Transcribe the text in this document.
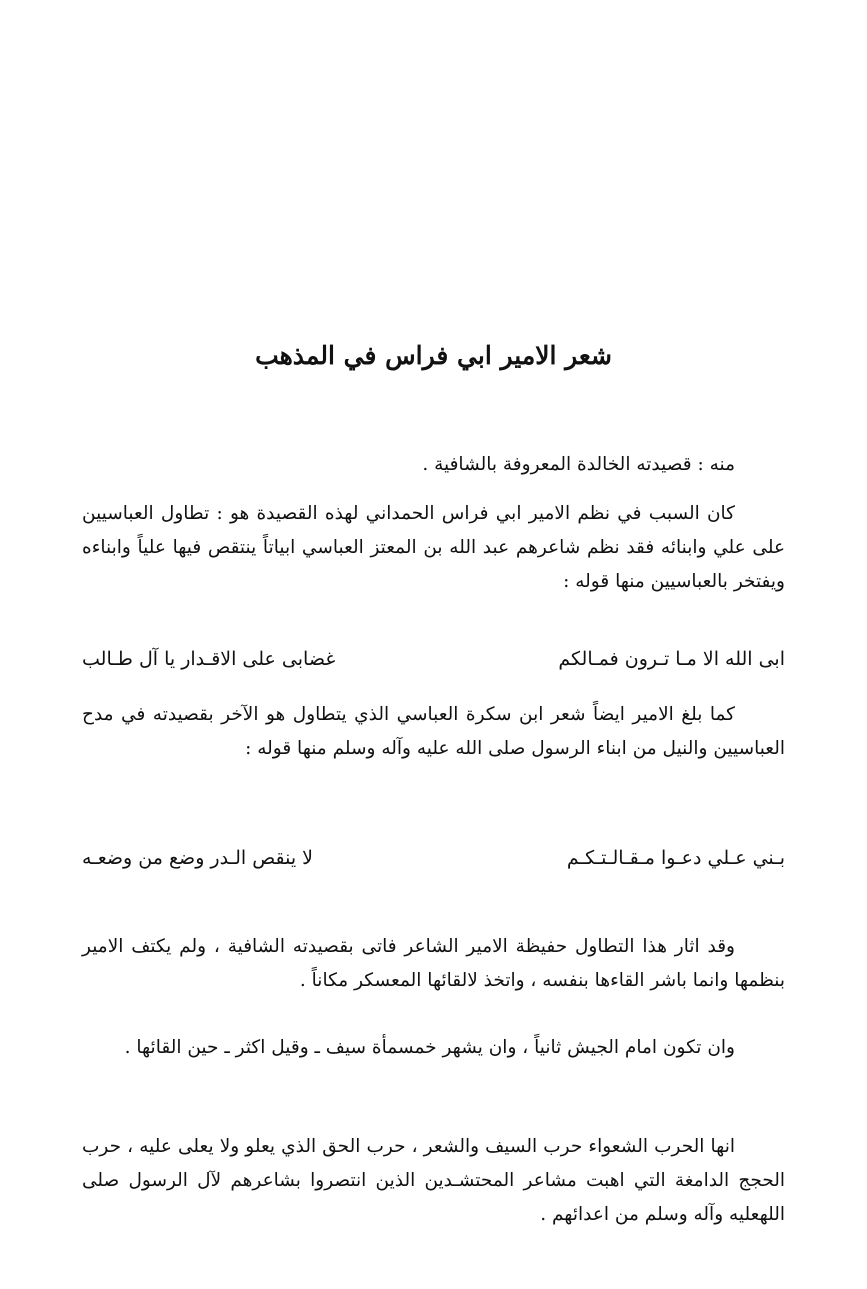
شعر الامير ابي فراس في المذهب

منه : قصيدته الخالدة المعروفة بالشافية .

كان السبب في نظم الامير ابي فراس الحمداني لهذه القصيدة هو : تطاول العباسيين على علي وابنائه فقد نظم شاعرهم عبد الله بن المعتز العباسي ابياتاً ينتقص فيها علياً وابناءه ويفتخر بالعباسيين منها قوله :

ابى الله الا مـا تـرون فمـالكم
غضابى على الاقـدار يا آل طـالب

كما بلغ الامير ايضاً شعر ابن سكرة العباسي الذي يتطاول هو الآخر بقصيدته في مدح العباسيين والنيل من ابناء الرسول صلى الله عليه وآله وسلم منها قوله :

بـني عـلي دعـوا مـقـالـتـكـم
لا ينقص الـدر وضع من وضعـه

وقد اثار هذا التطاول حفيظة الامير الشاعر فاتى بقصيدته الشافية ، ولم يكتف الامير بنظمها وانما باشر القاءها بنفسه ، واتخذ لالقائها المعسكر مكاناً .

وان تكون امام الجيش ثانياً ، وان يشهر خمسمأة سيف ـ وقيل اكثر ـ حين القائها .

انها الحرب الشعواء حرب السيف والشعر ، حرب الحق الذي يعلو ولا يعلى عليه ، حرب الحجج الدامغة التي اهبت مشاعر المحتشـدين الذين انتصروا بشاعرهم لآل الرسول صلى اللهعليه وآله وسلم من اعدائهم .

#### Requirements:
Each entry shown above must be quoted exactly, with its pictures left out.

#### Solution for this task:
Transcribe the text in this document.
شعر الامير ابي فراس في المذهب

منه : قصيدته الخالدة المعروفة بالشافية .

كان السبب في نظم الامير ابي فراس الحمداني لهذه القصيدة هو : تطاول العباسيين على علي وابنائه فقد نظم شاعرهم عبد الله بن المعتز العباسي ابياتاً ينتقص فيها علياً وابناءه ويفتخر بالعباسيين منها قوله :

ابى الله الا مـا تـرون فمـالكم
غضابى على الاقـدار يا آل طـالب

كما بلغ الامير ايضاً شعر ابن سكرة العباسي الذي يتطاول هو الآخر بقصيدته في مدح العباسيين والنيل من ابناء الرسول صلى الله عليه وآله وسلم منها قوله :

بـني عـلي دعـوا مـقـالـتـكـم
لا ينقص الـدر وضع من وضعـه

وقد اثار هذا التطاول حفيظة الامير الشاعر فاتى بقصيدته الشافية ، ولم يكتف الامير بنظمها وانما باشر القاءها بنفسه ، واتخذ لالقائها المعسكر مكاناً .

وان تكون امام الجيش ثانياً ، وان يشهر خمسمأة سيف ـ وقيل اكثر ـ حين القائها .

انها الحرب الشعواء حرب السيف والشعر ، حرب الحق الذي يعلو ولا يعلى عليه ، حرب الحجج الدامغة التي اهبت مشاعر المحتشـدين الذين انتصروا بشاعرهم لآل الرسول صلى اللهعليه وآله وسلم من اعدائهم .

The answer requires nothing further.